## Goal of the exercise
Pull out every line in the data that has the string "text" in it.

○ ○ ○

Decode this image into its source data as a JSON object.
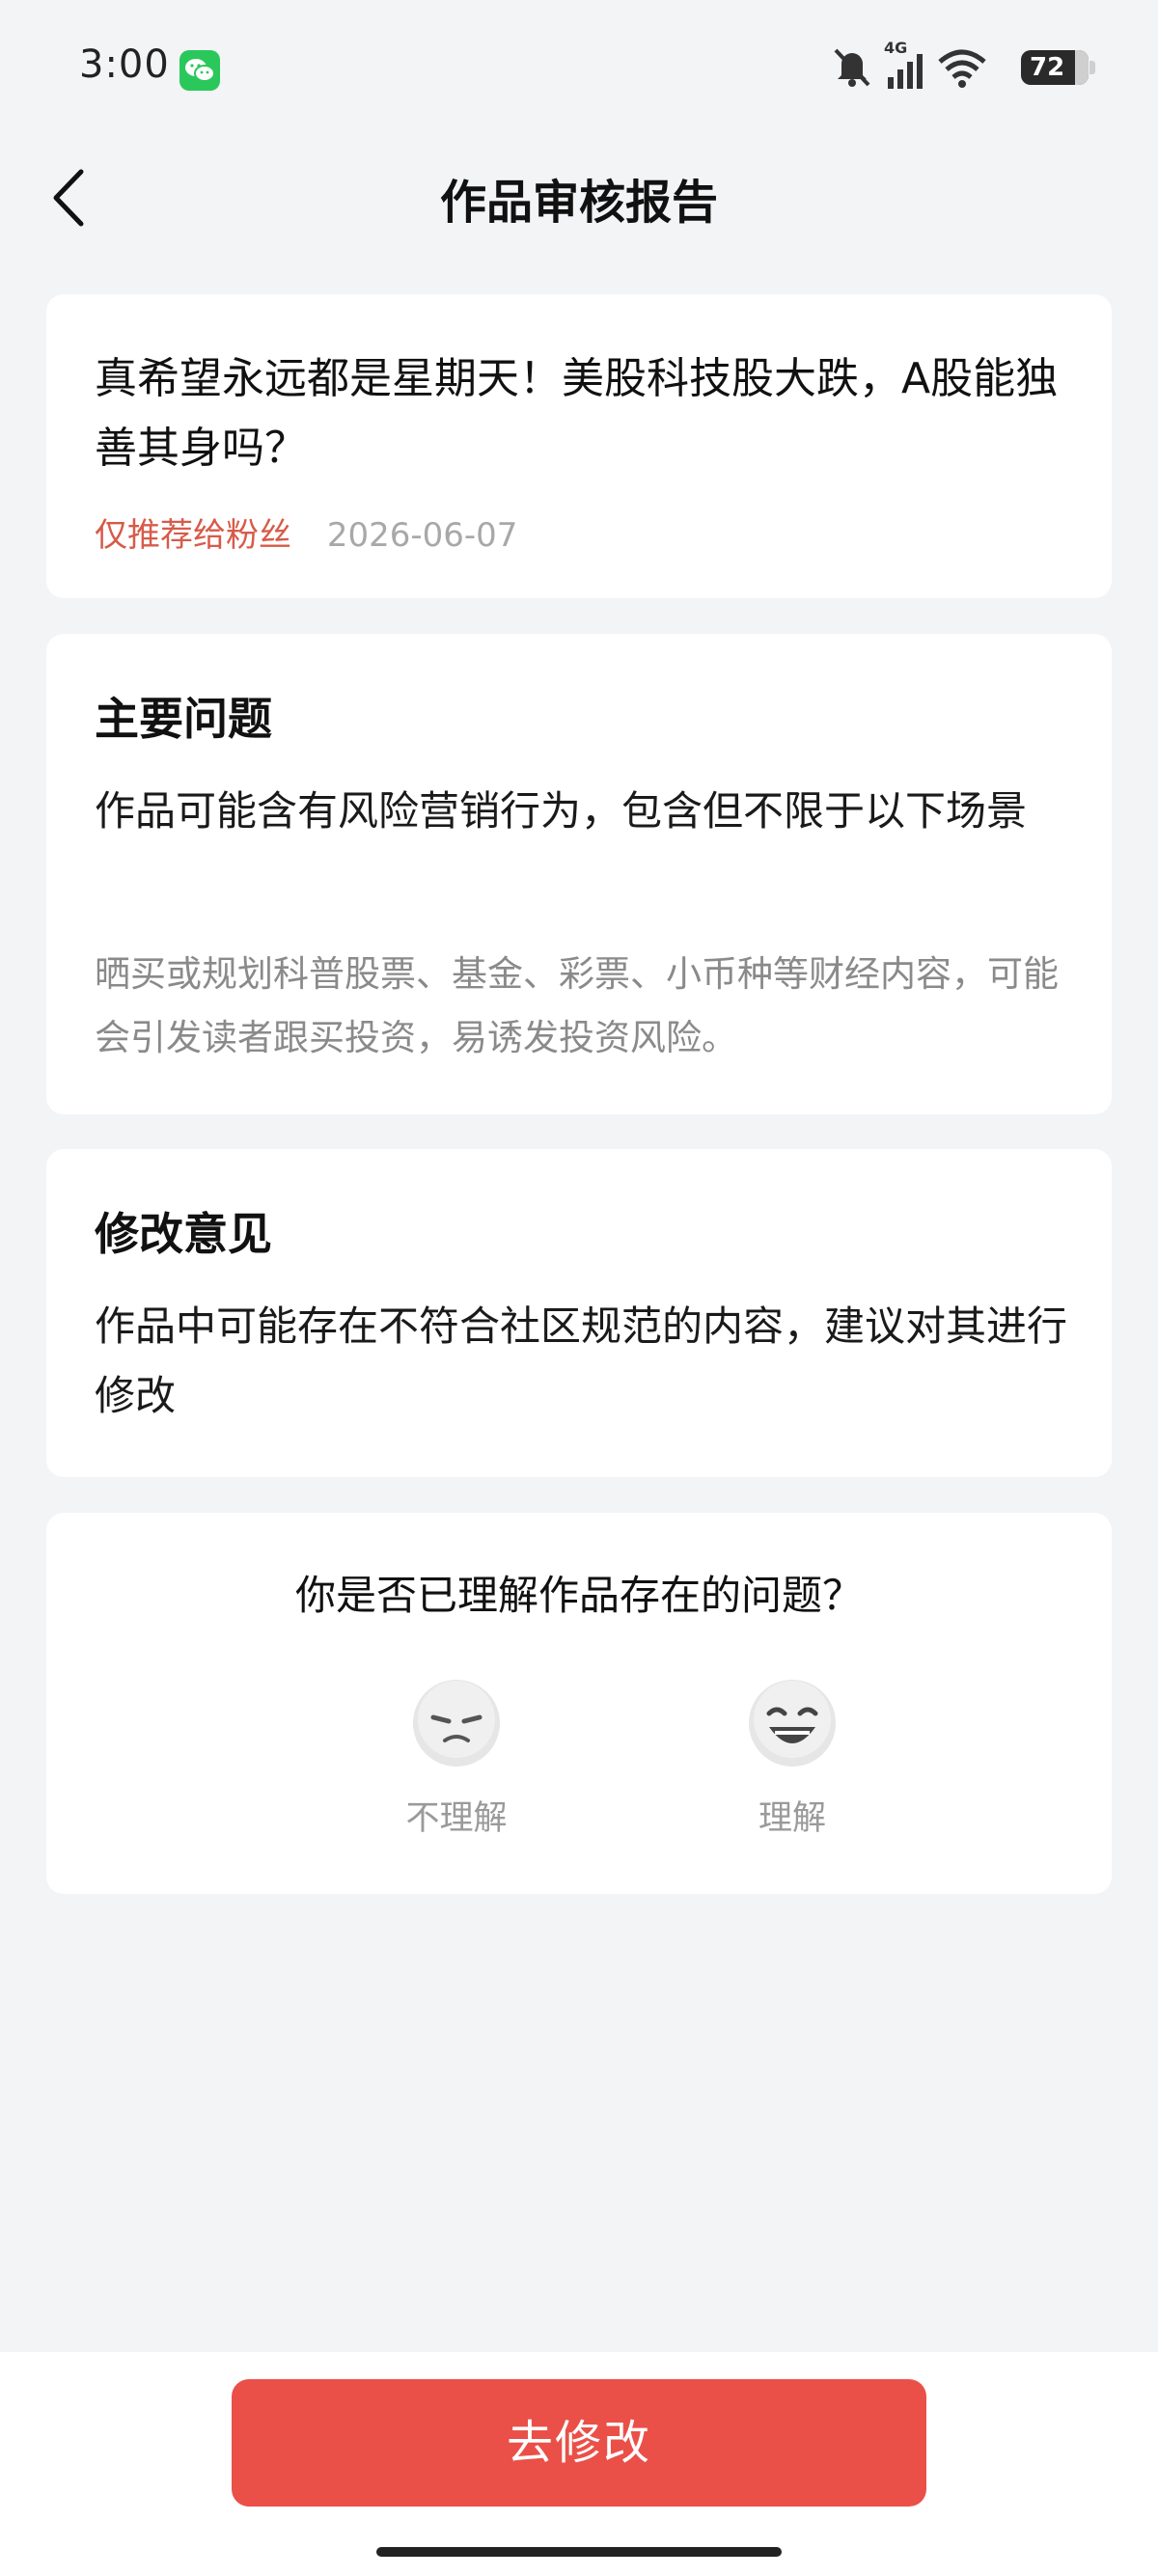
{
  "status_bar": {
    "time": "3:00",
    "network": "4G",
    "battery": "72"
  },
  "header": {
    "title": "作品审核报告",
    "back_icon": "chevron-left-icon"
  },
  "work": {
    "title": "真希望永远都是星期天！美股科技股大跌，A股能独善其身吗？",
    "visibility_tag": "仅推荐给粉丝",
    "date": "2026-06-07",
    "tag_color": "#d75b49"
  },
  "main_issue": {
    "heading": "主要问题",
    "text": "作品可能含有风险营销行为，包含但不限于以下场景",
    "detail": "晒买或规划科普股票、基金、彩票、小币种等财经内容，可能会引发读者跟买投资，易诱发投资风险。"
  },
  "suggestion": {
    "heading": "修改意见",
    "text": "作品中可能存在不符合社区规范的内容，建议对其进行修改"
  },
  "feedback": {
    "question": "你是否已理解作品存在的问题？",
    "not_understand_label": "不理解",
    "understand_label": "理解",
    "not_understand_icon": "frown-emoji-icon",
    "understand_icon": "laugh-emoji-icon"
  },
  "footer": {
    "primary_label": "去修改",
    "primary_color": "#ea5048"
  }
}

○ ○ ○

## Response to this exercise
    "text": "作品可能含有风险营销行为，包含但不限于以下场景",
    "text": "作品中可能存在不符合社区规范的内容，建议对其进行修改"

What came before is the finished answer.